### Task
Scan the records below for the string "JSON" and return every line where it appears.

═════ The data ═════

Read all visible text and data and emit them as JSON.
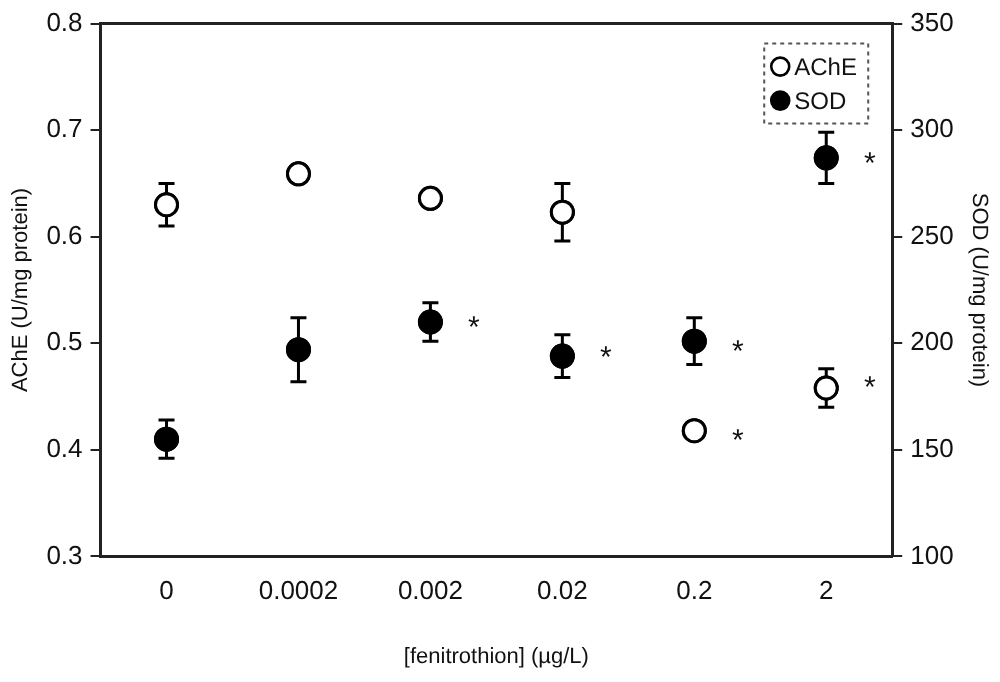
{
  "chart_data": {
    "type": "scatter",
    "xlabel": "[fenitrothion] (µg/L)",
    "ylabel": "AChE (U/mg protein)",
    "y2label": "SOD (U/mg protein)",
    "categories": [
      "0",
      "0.0002",
      "0.002",
      "0.02",
      "0.2",
      "2"
    ],
    "series": [
      {
        "name": "AChE",
        "color": "#ffffff",
        "values": [
          0.63,
          0.659,
          0.636,
          0.623,
          0.418,
          0.458
        ],
        "errors": [
          0.02,
          null,
          null,
          0.027,
          null,
          0.018
        ]
      },
      {
        "name": "SOD",
        "color": "#000000",
        "axis": "y2",
        "values": [
          155,
          197,
          210,
          194,
          201,
          287
        ],
        "errors": [
          9,
          15,
          9,
          10,
          11,
          12
        ]
      }
    ],
    "ylim": [
      0.3,
      0.8
    ],
    "yticks": [
      0.3,
      0.4,
      0.5,
      0.6,
      0.7,
      0.8
    ],
    "y2lim": [
      100,
      350
    ],
    "y2ticks": [
      100,
      150,
      200,
      250,
      300,
      350
    ],
    "annotations": [
      {
        "text": "*",
        "x": "0.002",
        "y": 0.519
      },
      {
        "text": "*",
        "x": "0.02",
        "y": 0.491
      },
      {
        "text": "*",
        "x": "0.2",
        "y": 0.497
      },
      {
        "text": "*",
        "x": "0.2",
        "y": 0.413
      },
      {
        "text": "*",
        "x": "2",
        "y": 0.673
      },
      {
        "text": "*",
        "x": "2",
        "y": 0.463
      }
    ],
    "grid": false,
    "legend": "top right",
    "marker": "circle"
  }
}
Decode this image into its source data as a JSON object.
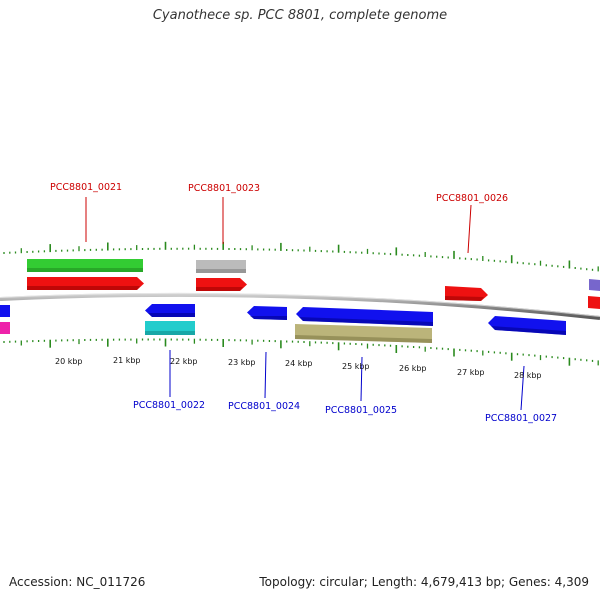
{
  "title": "Cyanothece sp. PCC 8801, complete genome",
  "footer": {
    "accession": "Accession: NC_011726",
    "topology": "Topology: circular; Length: 4,679,413 bp; Genes: 4,309"
  },
  "scale_labels": [
    "20 kbp",
    "21 kbp",
    "22 kbp",
    "23 kbp",
    "24 kbp",
    "25 kbp",
    "26 kbp",
    "27 kbp",
    "28 kbp"
  ],
  "gene_labels": {
    "forward": [
      "PCC8801_0021",
      "PCC8801_0023",
      "PCC8801_0026"
    ],
    "reverse": [
      "PCC8801_0022",
      "PCC8801_0024",
      "PCC8801_0025",
      "PCC8801_0027"
    ]
  },
  "colors": {
    "forward_label": "#cc0000",
    "reverse_label": "#0000cc",
    "tick": "#2a8a1e",
    "backbone": "#888888",
    "cds_forward": "#ee1111",
    "cds_reverse": "#1111ee",
    "gene_green": "#33cc33",
    "gene_grey": "#bbbbbb",
    "gene_cyan": "#22cccc",
    "gene_olive": "#bbb47a",
    "gene_magenta": "#ee22aa",
    "gene_purple": "#7766cc"
  }
}
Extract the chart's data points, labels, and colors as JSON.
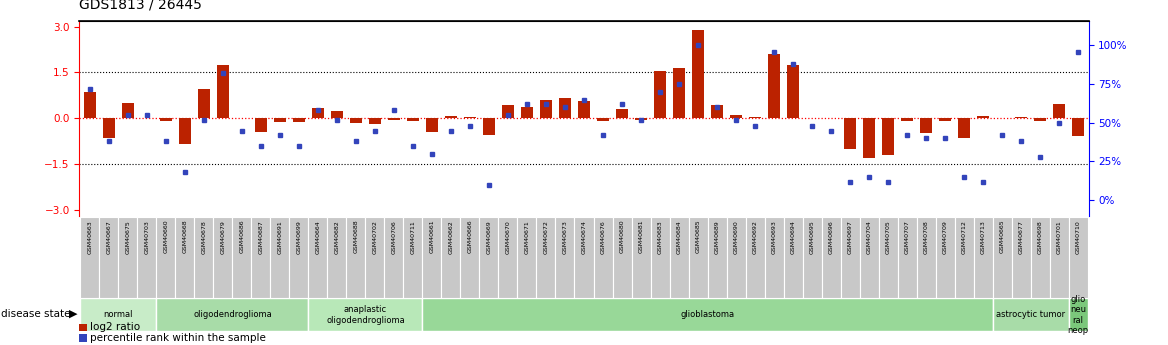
{
  "title": "GDS1813 / 26445",
  "samples": [
    "GSM40663",
    "GSM40667",
    "GSM40675",
    "GSM40703",
    "GSM40660",
    "GSM40668",
    "GSM40678",
    "GSM40679",
    "GSM40686",
    "GSM40687",
    "GSM40691",
    "GSM40699",
    "GSM40664",
    "GSM40682",
    "GSM40688",
    "GSM40702",
    "GSM40706",
    "GSM40711",
    "GSM40661",
    "GSM40662",
    "GSM40666",
    "GSM40669",
    "GSM40670",
    "GSM40671",
    "GSM40672",
    "GSM40673",
    "GSM40674",
    "GSM40676",
    "GSM40680",
    "GSM40681",
    "GSM40683",
    "GSM40684",
    "GSM40685",
    "GSM40689",
    "GSM40690",
    "GSM40692",
    "GSM40693",
    "GSM40694",
    "GSM40695",
    "GSM40696",
    "GSM40697",
    "GSM40704",
    "GSM40705",
    "GSM40707",
    "GSM40708",
    "GSM40709",
    "GSM40712",
    "GSM40713",
    "GSM40665",
    "GSM40677",
    "GSM40698",
    "GSM40701",
    "GSM40710"
  ],
  "log2_ratio": [
    0.85,
    -0.65,
    0.5,
    0.0,
    -0.08,
    -0.85,
    0.95,
    1.75,
    0.0,
    -0.45,
    -0.12,
    -0.12,
    0.35,
    0.25,
    -0.15,
    -0.2,
    -0.05,
    -0.1,
    -0.45,
    0.08,
    0.05,
    -0.55,
    0.42,
    0.38,
    0.6,
    0.65,
    0.55,
    -0.08,
    0.3,
    -0.05,
    1.55,
    1.65,
    2.9,
    0.42,
    0.12,
    0.05,
    2.1,
    1.75,
    0.0,
    0.0,
    -1.0,
    -1.3,
    -1.2,
    -0.1,
    -0.5,
    -0.1,
    -0.65,
    0.08,
    0.0,
    0.05,
    -0.1,
    0.45,
    -0.6
  ],
  "percentile": [
    72,
    38,
    55,
    55,
    38,
    18,
    52,
    82,
    45,
    35,
    42,
    35,
    58,
    52,
    38,
    45,
    58,
    35,
    30,
    45,
    48,
    10,
    55,
    62,
    62,
    60,
    65,
    42,
    62,
    52,
    70,
    75,
    100,
    60,
    52,
    48,
    96,
    88,
    48,
    45,
    12,
    15,
    12,
    42,
    40,
    40,
    15,
    12,
    42,
    38,
    28,
    50,
    96
  ],
  "groups": [
    {
      "label": "normal",
      "start": 0,
      "end": 4,
      "color": "#c8ecc8"
    },
    {
      "label": "oligodendroglioma",
      "start": 4,
      "end": 12,
      "color": "#a8dca8"
    },
    {
      "label": "anaplastic\noligodendroglioma",
      "start": 12,
      "end": 18,
      "color": "#b8e8b8"
    },
    {
      "label": "glioblastoma",
      "start": 18,
      "end": 48,
      "color": "#98d898"
    },
    {
      "label": "astrocytic tumor",
      "start": 48,
      "end": 52,
      "color": "#a8dca8"
    },
    {
      "label": "glio\nneu\nral\nneop",
      "start": 52,
      "end": 53,
      "color": "#7bc87b"
    }
  ],
  "ylim_left": [
    -3.2,
    3.2
  ],
  "yticks_left": [
    -3,
    -1.5,
    0,
    1.5,
    3
  ],
  "ylim_right": [
    0,
    110
  ],
  "yticks_right": [
    0,
    25,
    50,
    75,
    100
  ],
  "bar_color": "#bb2200",
  "dot_color": "#3344bb",
  "bg_color": "#ffffff",
  "title_fontsize": 10,
  "tick_fontsize": 7.5
}
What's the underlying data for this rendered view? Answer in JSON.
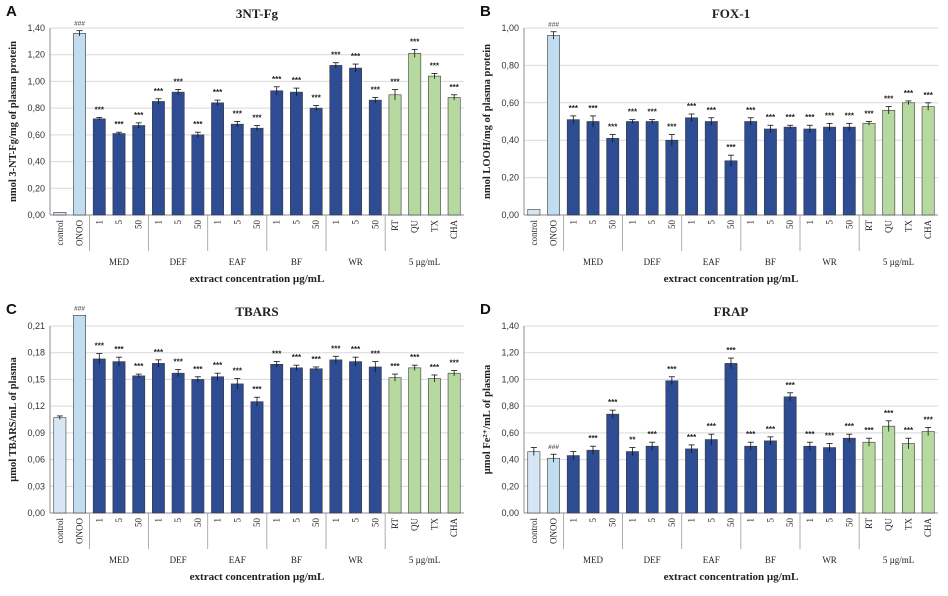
{
  "figure": {
    "xlabel": "extract concentration µg/mL",
    "categories": [
      "control",
      "ONOO",
      "1",
      "5",
      "50",
      "1",
      "5",
      "50",
      "1",
      "5",
      "50",
      "1",
      "5",
      "50",
      "1",
      "5",
      "50",
      "RT",
      "QU",
      "TX",
      "CHA"
    ],
    "groups": [
      {
        "label": "MED",
        "from": 2,
        "to": 4
      },
      {
        "label": "DEF",
        "from": 5,
        "to": 7
      },
      {
        "label": "EAF",
        "from": 8,
        "to": 10
      },
      {
        "label": "BF",
        "from": 11,
        "to": 13
      },
      {
        "label": "WR",
        "from": 14,
        "to": 16
      },
      {
        "label": "5 µg/mL",
        "from": 17,
        "to": 20
      }
    ],
    "bar_kinds": [
      "control",
      "onoo",
      "ext",
      "ext",
      "ext",
      "ext",
      "ext",
      "ext",
      "ext",
      "ext",
      "ext",
      "ext",
      "ext",
      "ext",
      "ext",
      "ext",
      "ext",
      "std",
      "std",
      "std",
      "std"
    ],
    "colors": {
      "control": "#d6e6f5",
      "onoo": "#c2dcf0",
      "ext": "#2e4c94",
      "std": "#b6d9a0",
      "edge": "#3a3a3a",
      "axis": "#8c8c8c",
      "grid": "#d9d9d9"
    }
  },
  "chart_data": [
    {
      "panel_letter": "A",
      "type": "bar",
      "title": "3NT-Fg",
      "ylabel": "nmol 3-NT-Fg/mg of plasma protein",
      "xlabel": "extract concentration µg/mL",
      "ylim": [
        0,
        1.4
      ],
      "yticks": [
        "0,00",
        "0,20",
        "0,40",
        "0,60",
        "0,80",
        "1,00",
        "1,20",
        "1,40"
      ],
      "values": [
        0.02,
        1.36,
        0.72,
        0.61,
        0.67,
        0.85,
        0.92,
        0.6,
        0.84,
        0.68,
        0.65,
        0.93,
        0.92,
        0.8,
        1.12,
        1.1,
        0.86,
        0.9,
        1.21,
        1.04,
        0.88
      ],
      "errors": [
        0.0,
        0.02,
        0.01,
        0.01,
        0.02,
        0.02,
        0.02,
        0.02,
        0.02,
        0.02,
        0.02,
        0.03,
        0.03,
        0.02,
        0.02,
        0.03,
        0.02,
        0.04,
        0.03,
        0.02,
        0.02
      ],
      "annotations": [
        "",
        "###",
        "***",
        "***",
        "***",
        "***",
        "***",
        "***",
        "***",
        "***",
        "***",
        "***",
        "***",
        "***",
        "***",
        "***",
        "***",
        "***",
        "***",
        "***",
        "***"
      ]
    },
    {
      "panel_letter": "B",
      "type": "bar",
      "title": "FOX-1",
      "ylabel": "nmol LOOH/mg of plasma protein",
      "xlabel": "extract concentration µg/mL",
      "ylim": [
        0,
        1.0
      ],
      "yticks": [
        "0,00",
        "0,20",
        "0,40",
        "0,60",
        "0,80",
        "1,00"
      ],
      "values": [
        0.03,
        0.96,
        0.51,
        0.5,
        0.41,
        0.5,
        0.5,
        0.4,
        0.52,
        0.5,
        0.29,
        0.5,
        0.46,
        0.47,
        0.46,
        0.47,
        0.47,
        0.49,
        0.56,
        0.6,
        0.58
      ],
      "errors": [
        0.0,
        0.02,
        0.02,
        0.03,
        0.02,
        0.01,
        0.01,
        0.03,
        0.02,
        0.02,
        0.03,
        0.02,
        0.02,
        0.01,
        0.02,
        0.02,
        0.02,
        0.01,
        0.02,
        0.01,
        0.02
      ],
      "annotations": [
        "",
        "###",
        "***",
        "***",
        "***",
        "***",
        "***",
        "***",
        "***",
        "***",
        "***",
        "***",
        "***",
        "***",
        "***",
        "***",
        "***",
        "***",
        "***",
        "***",
        "***"
      ]
    },
    {
      "panel_letter": "C",
      "type": "bar",
      "title": "TBARS",
      "ylabel": "µmol TBARS/mL of plasma",
      "xlabel": "extract concentration µg/mL",
      "ylim": [
        0,
        0.21
      ],
      "yticks": [
        "0,00",
        "0,03",
        "0,06",
        "0,09",
        "0,12",
        "0,15",
        "0,18",
        "0,21"
      ],
      "values": [
        0.107,
        0.222,
        0.173,
        0.17,
        0.154,
        0.168,
        0.157,
        0.15,
        0.153,
        0.145,
        0.125,
        0.167,
        0.163,
        0.162,
        0.172,
        0.17,
        0.164,
        0.152,
        0.163,
        0.151,
        0.157
      ],
      "errors": [
        0.002,
        0.0,
        0.006,
        0.005,
        0.002,
        0.004,
        0.004,
        0.003,
        0.004,
        0.006,
        0.005,
        0.003,
        0.003,
        0.002,
        0.004,
        0.005,
        0.006,
        0.004,
        0.003,
        0.004,
        0.003
      ],
      "annotations": [
        "",
        "###",
        "***",
        "***",
        "***",
        "***",
        "***",
        "***",
        "***",
        "***",
        "***",
        "***",
        "***",
        "***",
        "***",
        "***",
        "***",
        "***",
        "***",
        "***",
        "***"
      ]
    },
    {
      "panel_letter": "D",
      "type": "bar",
      "title": "FRAP",
      "ylabel": "µmol Fe²⁺/mL of plasma",
      "xlabel": "extract concentration µg/mL",
      "ylim": [
        0,
        1.4
      ],
      "yticks": [
        "0,00",
        "0,20",
        "0,40",
        "0,60",
        "0,80",
        "1,00",
        "1,20",
        "1,40"
      ],
      "values": [
        0.46,
        0.41,
        0.43,
        0.47,
        0.74,
        0.46,
        0.5,
        0.99,
        0.48,
        0.55,
        1.12,
        0.5,
        0.54,
        0.87,
        0.5,
        0.49,
        0.56,
        0.53,
        0.65,
        0.52,
        0.61
      ],
      "errors": [
        0.03,
        0.03,
        0.03,
        0.03,
        0.03,
        0.03,
        0.03,
        0.03,
        0.03,
        0.04,
        0.04,
        0.03,
        0.03,
        0.03,
        0.03,
        0.03,
        0.03,
        0.03,
        0.04,
        0.04,
        0.03
      ],
      "annotations": [
        "",
        "###",
        "",
        "***",
        "***",
        "**",
        "***",
        "***",
        "***",
        "***",
        "***",
        "***",
        "***",
        "***",
        "***",
        "***",
        "***",
        "***",
        "***",
        "***",
        "***"
      ]
    }
  ]
}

═════

### The answer
Read all visible text and data and emit them as JSON.
Decode this image into its source data as a JSON object.
Extract the chart's data points, labels, and colors as JSON.
What's the underlying data for this rendered view? Answer in JSON.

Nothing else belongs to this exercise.